→ REQUIREMENTS:
Figure out how many lines of the material below contain the word "ETRE". Answer with the number only.

→ SOURCE MATERIAL:
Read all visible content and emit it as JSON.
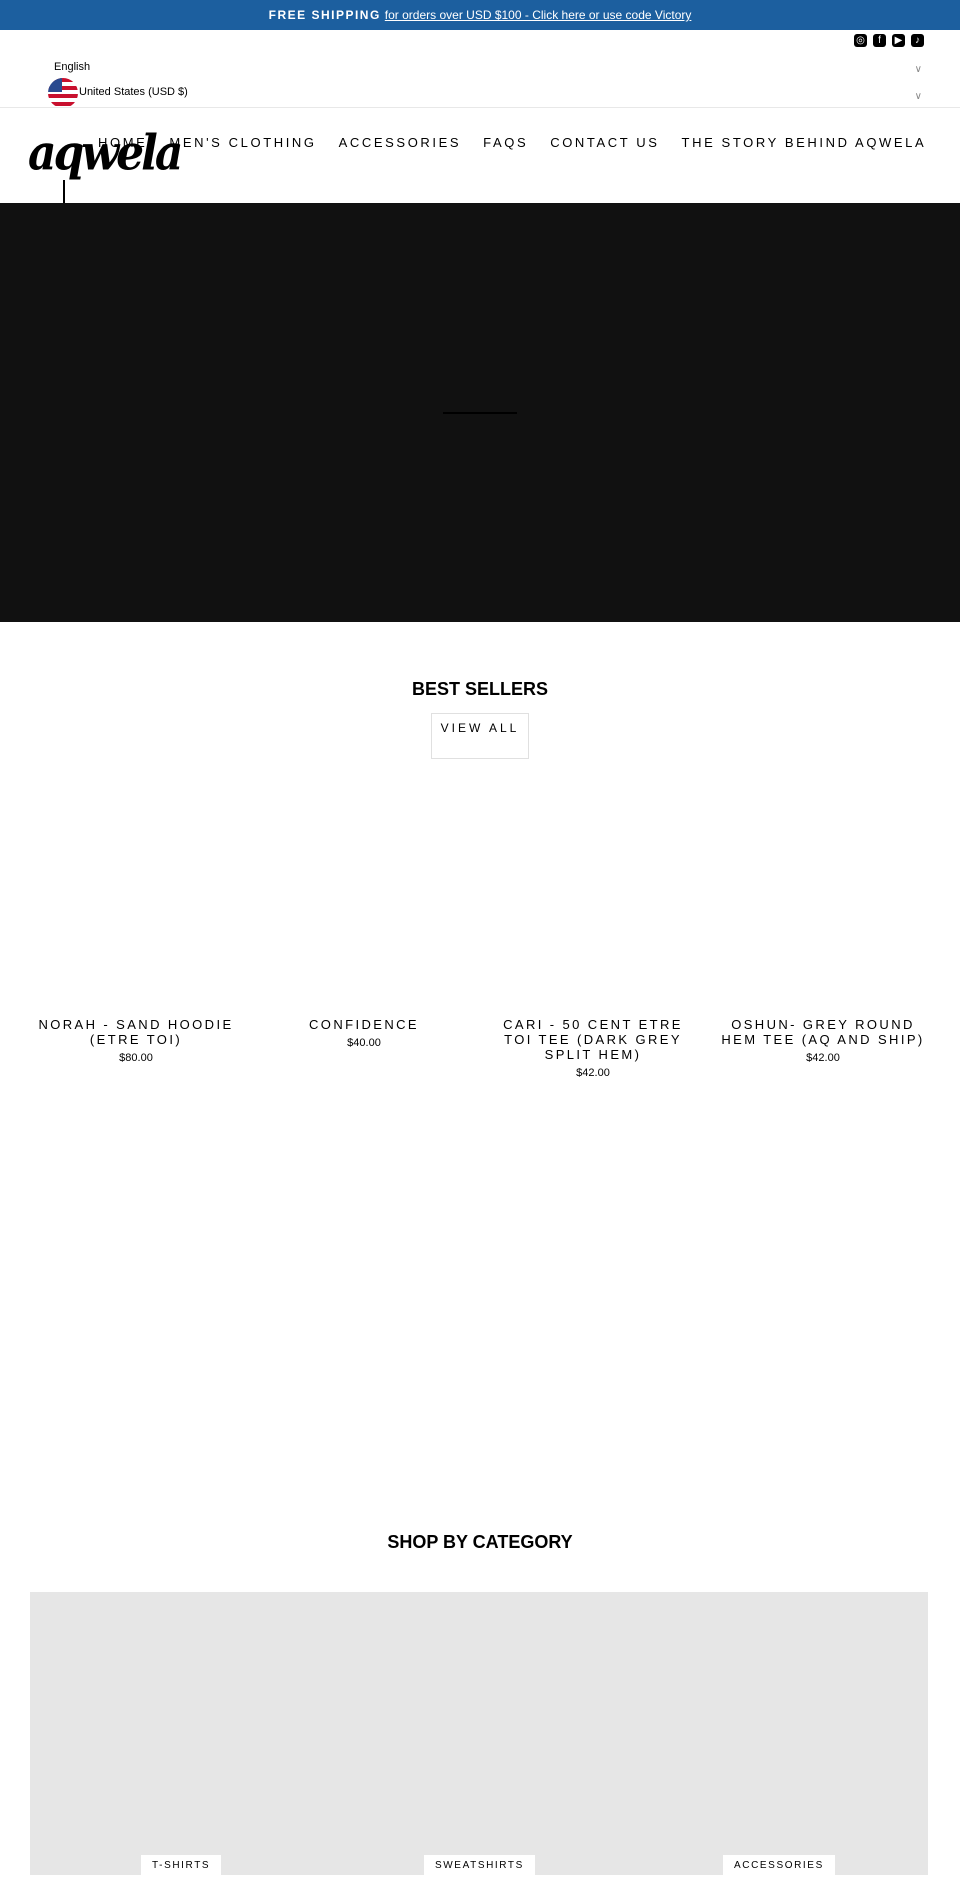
{
  "banner": {
    "bold": "FREE SHIPPING",
    "link": "for orders over USD $100 - Click here or use code Victory",
    "color": "#1c5f9f"
  },
  "social": [
    {
      "icon": "instagram-icon",
      "glyph": "◎"
    },
    {
      "icon": "facebook-icon",
      "glyph": "f"
    },
    {
      "icon": "youtube-icon",
      "glyph": "▶"
    },
    {
      "icon": "tiktok-icon",
      "glyph": "♪"
    }
  ],
  "locale": {
    "language": "English",
    "country": "United States (USD $)"
  },
  "logo": "aqwela",
  "nav": [
    "HOME",
    "MEN'S CLOTHING",
    "ACCESSORIES",
    "FAQS",
    "CONTACT US",
    "THE STORY BEHIND AQWELA"
  ],
  "best_sellers": {
    "title": "BEST SELLERS",
    "view_all": "VIEW ALL",
    "products": [
      {
        "title": "NORAH - SAND HOODIE (ETRE TOI)",
        "price": "$80.00"
      },
      {
        "title": "CONFIDENCE",
        "price": "$40.00"
      },
      {
        "title": "CARI - 50 CENT ETRE TOI TEE (DARK GREY SPLIT HEM)",
        "price": "$42.00"
      },
      {
        "title": "OSHUN- GREY ROUND HEM TEE (AQ AND SHIP)",
        "price": "$42.00"
      }
    ]
  },
  "categories": {
    "title": "SHOP BY CATEGORY",
    "items": [
      "T-SHIRTS",
      "SWEATSHIRTS",
      "ACCESSORIES"
    ]
  }
}
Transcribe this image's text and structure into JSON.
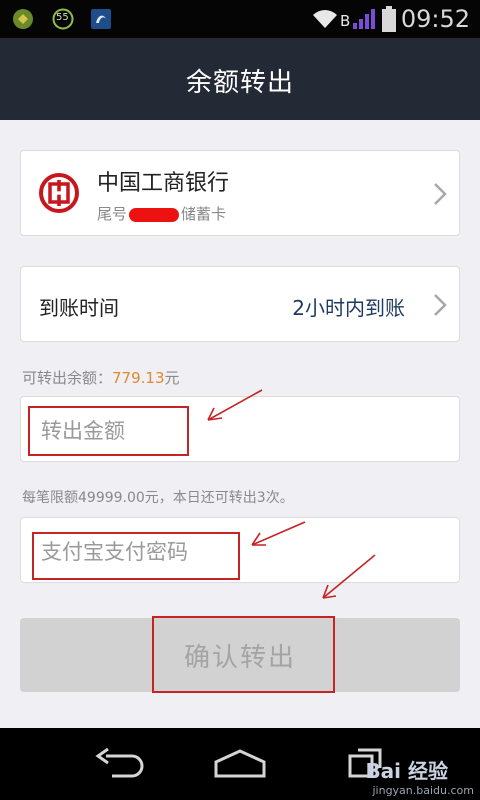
{
  "status_bar": {
    "time": "09:52",
    "battery_badge": "55",
    "signal_letter": "B"
  },
  "header": {
    "title": "余额转出"
  },
  "bank_card": {
    "bank_name": "中国工商银行",
    "tail_prefix": "尾号",
    "card_type": "储蓄卡"
  },
  "arrival": {
    "label": "到账时间",
    "value": "2小时内到账"
  },
  "balance": {
    "label": "可转出余额：",
    "amount": "779.13",
    "unit": "元"
  },
  "amount_field": {
    "placeholder": "转出金额",
    "value": ""
  },
  "limit_note": "每笔限额49999.00元，本日还可转出3次。",
  "password_field": {
    "placeholder": "支付宝支付密码",
    "value": ""
  },
  "confirm_button": {
    "label": "确认转出"
  },
  "watermark": {
    "logo": "Bai 经验",
    "url": "jingyan.baidu.com"
  },
  "colors": {
    "header_bg": "#232935",
    "balance_amount": "#e08a2e",
    "arrival_value": "#1f3a5f",
    "annotation_red": "#c42424",
    "button_disabled_bg": "#d2d2d2"
  },
  "icons": [
    "status-app-icon-1",
    "status-app-icon-2",
    "status-app-icon-3",
    "wifi-icon",
    "signal-icon",
    "battery-icon",
    "icbc-logo-icon",
    "chevron-right-icon",
    "back-icon",
    "home-icon",
    "recent-apps-icon"
  ]
}
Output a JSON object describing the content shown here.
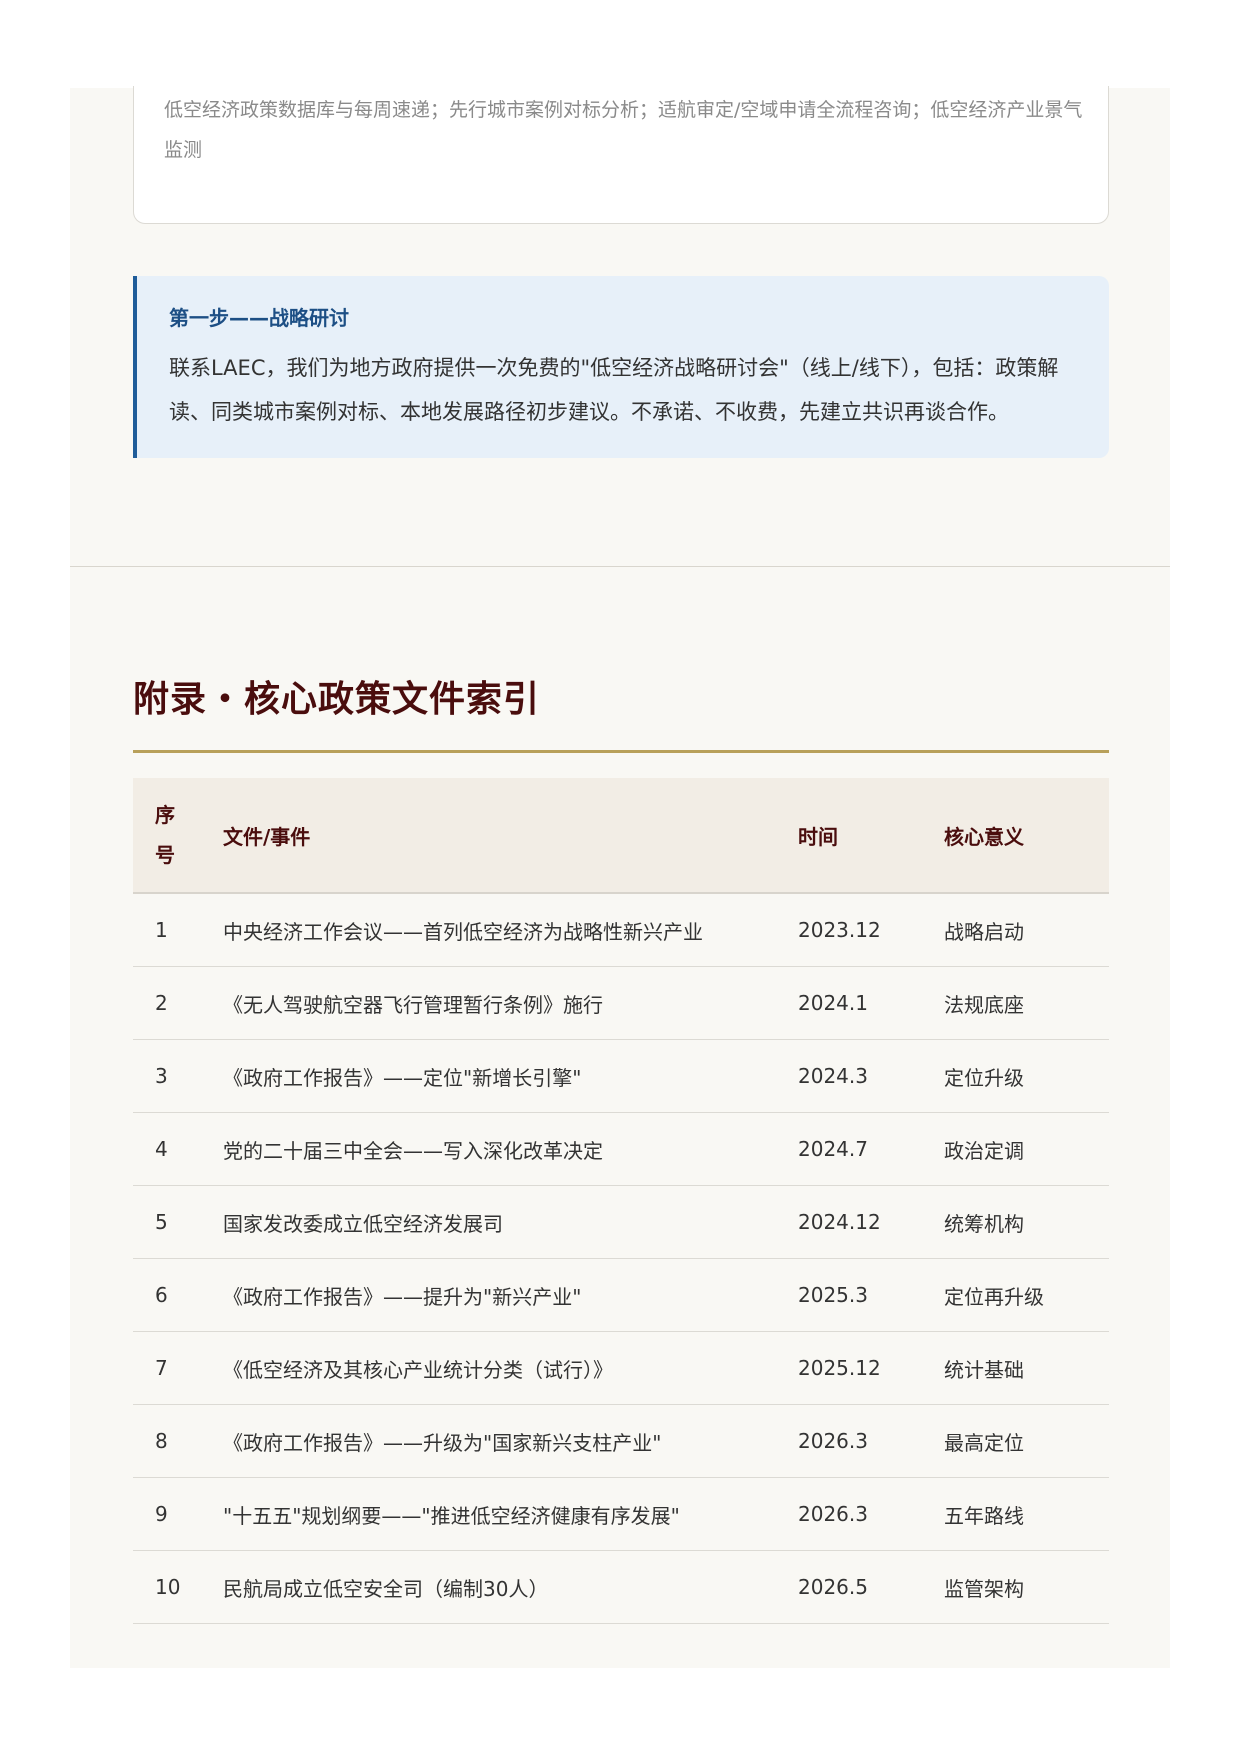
{
  "card": {
    "text": "低空经济政策数据库与每周速递；先行城市案例对标分析；适航审定/空域申请全流程咨询；低空经济产业景气监测"
  },
  "callout": {
    "title": "第一步——战略研讨",
    "body": "联系LAEC，我们为地方政府提供一次免费的\"低空经济战略研讨会\"（线上/线下），包括：政策解读、同类城市案例对标、本地发展路径初步建议。不承诺、不收费，先建立共识再谈合作。"
  },
  "appendix": {
    "title": "附录・核心政策文件索引",
    "headers": {
      "no": "序号",
      "doc": "文件/事件",
      "time": "时间",
      "meaning": "核心意义"
    },
    "rows": [
      {
        "no": "1",
        "doc": "中央经济工作会议——首列低空经济为战略性新兴产业",
        "time": "2023.12",
        "meaning": "战略启动"
      },
      {
        "no": "2",
        "doc": "《无人驾驶航空器飞行管理暂行条例》施行",
        "time": "2024.1",
        "meaning": "法规底座"
      },
      {
        "no": "3",
        "doc": "《政府工作报告》——定位\"新增长引擎\"",
        "time": "2024.3",
        "meaning": "定位升级"
      },
      {
        "no": "4",
        "doc": "党的二十届三中全会——写入深化改革决定",
        "time": "2024.7",
        "meaning": "政治定调"
      },
      {
        "no": "5",
        "doc": "国家发改委成立低空经济发展司",
        "time": "2024.12",
        "meaning": "统筹机构"
      },
      {
        "no": "6",
        "doc": "《政府工作报告》——提升为\"新兴产业\"",
        "time": "2025.3",
        "meaning": "定位再升级"
      },
      {
        "no": "7",
        "doc": "《低空经济及其核心产业统计分类（试行）》",
        "time": "2025.12",
        "meaning": "统计基础"
      },
      {
        "no": "8",
        "doc": "《政府工作报告》——升级为\"国家新兴支柱产业\"",
        "time": "2026.3",
        "meaning": "最高定位"
      },
      {
        "no": "9",
        "doc": "\"十五五\"规划纲要——\"推进低空经济健康有序发展\"",
        "time": "2026.3",
        "meaning": "五年路线"
      },
      {
        "no": "10",
        "doc": "民航局成立低空安全司（编制30人）",
        "time": "2026.5",
        "meaning": "监管架构"
      }
    ]
  }
}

→ RESPONSE:
2